# WHAT YOU ARE ASKED TO DO
Repeat each line word for word.

# DATA LISTING
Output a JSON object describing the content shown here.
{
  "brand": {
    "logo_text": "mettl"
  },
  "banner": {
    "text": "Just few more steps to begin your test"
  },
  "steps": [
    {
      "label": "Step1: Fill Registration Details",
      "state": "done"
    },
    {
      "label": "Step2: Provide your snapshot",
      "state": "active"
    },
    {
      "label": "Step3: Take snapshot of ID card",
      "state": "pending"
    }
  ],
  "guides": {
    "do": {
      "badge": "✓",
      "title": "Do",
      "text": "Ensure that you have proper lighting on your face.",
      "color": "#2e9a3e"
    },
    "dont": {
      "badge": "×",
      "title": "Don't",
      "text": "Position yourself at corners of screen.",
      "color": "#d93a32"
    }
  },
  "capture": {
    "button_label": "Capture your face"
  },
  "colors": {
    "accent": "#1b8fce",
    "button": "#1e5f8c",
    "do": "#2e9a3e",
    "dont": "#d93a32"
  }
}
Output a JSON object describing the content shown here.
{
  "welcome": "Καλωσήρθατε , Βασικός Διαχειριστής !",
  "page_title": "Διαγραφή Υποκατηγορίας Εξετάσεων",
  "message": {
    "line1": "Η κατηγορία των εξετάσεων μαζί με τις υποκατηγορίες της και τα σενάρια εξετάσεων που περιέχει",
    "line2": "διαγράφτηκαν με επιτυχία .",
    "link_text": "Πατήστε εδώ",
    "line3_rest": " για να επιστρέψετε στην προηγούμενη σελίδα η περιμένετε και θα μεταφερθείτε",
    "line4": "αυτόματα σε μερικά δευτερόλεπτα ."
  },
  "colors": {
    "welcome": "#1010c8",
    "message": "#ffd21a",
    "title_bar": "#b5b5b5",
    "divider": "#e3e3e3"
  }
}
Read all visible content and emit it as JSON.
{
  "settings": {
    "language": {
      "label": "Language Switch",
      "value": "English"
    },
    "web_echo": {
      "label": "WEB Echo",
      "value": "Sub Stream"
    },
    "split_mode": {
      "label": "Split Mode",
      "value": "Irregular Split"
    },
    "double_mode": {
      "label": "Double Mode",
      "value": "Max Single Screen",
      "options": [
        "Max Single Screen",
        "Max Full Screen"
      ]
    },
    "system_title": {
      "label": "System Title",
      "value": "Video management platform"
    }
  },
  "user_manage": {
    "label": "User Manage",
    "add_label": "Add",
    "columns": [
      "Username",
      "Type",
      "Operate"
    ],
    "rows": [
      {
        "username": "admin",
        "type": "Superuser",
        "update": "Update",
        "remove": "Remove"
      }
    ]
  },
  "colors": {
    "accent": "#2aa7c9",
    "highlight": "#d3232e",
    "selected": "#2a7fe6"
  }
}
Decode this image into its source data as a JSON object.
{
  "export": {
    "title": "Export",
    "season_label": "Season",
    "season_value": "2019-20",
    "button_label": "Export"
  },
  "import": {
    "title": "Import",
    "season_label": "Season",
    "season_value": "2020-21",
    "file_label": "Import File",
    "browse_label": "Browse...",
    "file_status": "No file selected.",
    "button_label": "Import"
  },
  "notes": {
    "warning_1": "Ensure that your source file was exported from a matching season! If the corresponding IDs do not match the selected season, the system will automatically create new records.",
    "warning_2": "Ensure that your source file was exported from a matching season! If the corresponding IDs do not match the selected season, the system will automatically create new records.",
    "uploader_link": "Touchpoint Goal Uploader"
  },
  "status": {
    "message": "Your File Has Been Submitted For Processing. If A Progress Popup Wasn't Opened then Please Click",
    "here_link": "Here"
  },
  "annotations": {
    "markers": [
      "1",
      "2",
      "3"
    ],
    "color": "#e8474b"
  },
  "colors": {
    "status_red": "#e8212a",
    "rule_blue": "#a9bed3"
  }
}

# ANSWER IN FULL
Output a JSON object describing the content shown here.
{
  "brand": {
    "logo_text": "mettl"
  },
  "banner": {
    "text": "Just few more steps to begin your test"
  },
  "steps": [
    {
      "label": "Step1: Fill Registration Details",
      "state": "done"
    },
    {
      "label": "Step2: Provide your snapshot",
      "state": "active"
    },
    {
      "label": "Step3: Take snapshot of ID card",
      "state": "pending"
    }
  ],
  "guides": {
    "do": {
      "badge": "✓",
      "title": "Do",
      "text": "Ensure that you have proper lighting on your face.",
      "color": "#2e9a3e"
    },
    "dont": {
      "badge": "×",
      "title": "Don't",
      "text": "Position yourself at corners of screen.",
      "color": "#d93a32"
    }
  },
  "capture": {
    "button_label": "Capture your face"
  },
  "colors": {
    "accent": "#1b8fce",
    "button": "#1e5f8c",
    "do": "#2e9a3e",
    "dont": "#d93a32"
  }
}
Output a JSON object describing the content shown here.
{
  "welcome": "Καλωσήρθατε , Βασικός Διαχειριστής !",
  "page_title": "Διαγραφή Υποκατηγορίας Εξετάσεων",
  "message": {
    "line1": "Η κατηγορία των εξετάσεων μαζί με τις υποκατηγορίες της και τα σενάρια εξετάσεων που περιέχει",
    "line2": "διαγράφτηκαν με επιτυχία .",
    "link_text": "Πατήστε εδώ",
    "line3_rest": " για να επιστρέψετε στην προηγούμενη σελίδα η περιμένετε και θα μεταφερθείτε",
    "line4": "αυτόματα σε μερικά δευτερόλεπτα ."
  },
  "colors": {
    "welcome": "#1010c8",
    "message": "#ffd21a",
    "title_bar": "#b5b5b5",
    "divider": "#e3e3e3"
  }
}
Read all visible content and emit it as JSON.
{
  "settings": {
    "language": {
      "label": "Language Switch",
      "value": "English"
    },
    "web_echo": {
      "label": "WEB Echo",
      "value": "Sub Stream"
    },
    "split_mode": {
      "label": "Split Mode",
      "value": "Irregular Split"
    },
    "double_mode": {
      "label": "Double Mode",
      "value": "Max Single Screen",
      "options": [
        "Max Single Screen",
        "Max Full Screen"
      ]
    },
    "system_title": {
      "label": "System Title",
      "value": "Video management platform"
    }
  },
  "user_manage": {
    "label": "User Manage",
    "add_label": "Add",
    "columns": [
      "Username",
      "Type",
      "Operate"
    ],
    "rows": [
      {
        "username": "admin",
        "type": "Superuser",
        "update": "Update",
        "remove": "Remove"
      }
    ]
  },
  "colors": {
    "accent": "#2aa7c9",
    "highlight": "#d3232e",
    "selected": "#2a7fe6"
  }
}
Decode this image into its source data as a JSON object.
{
  "export": {
    "title": "Export",
    "season_label": "Season",
    "season_value": "2019-20",
    "button_label": "Export"
  },
  "import": {
    "title": "Import",
    "season_label": "Season",
    "season_value": "2020-21",
    "file_label": "Import File",
    "browse_label": "Browse...",
    "file_status": "No file selected.",
    "button_label": "Import"
  },
  "notes": {
    "warning_1": "Ensure that your source file was exported from a matching season! If the corresponding IDs do not match the selected season, the system will automatically create new records.",
    "warning_2": "Ensure that your source file was exported from a matching season! If the corresponding IDs do not match the selected season, the system will automatically create new records.",
    "uploader_link": "Touchpoint Goal Uploader"
  },
  "status": {
    "message": "Your File Has Been Submitted For Processing. If A Progress Popup Wasn't Opened then Please Click",
    "here_link": "Here"
  },
  "annotations": {
    "markers": [
      "1",
      "2",
      "3"
    ],
    "color": "#e8474b"
  },
  "colors": {
    "status_red": "#e8212a",
    "rule_blue": "#a9bed3"
  }
}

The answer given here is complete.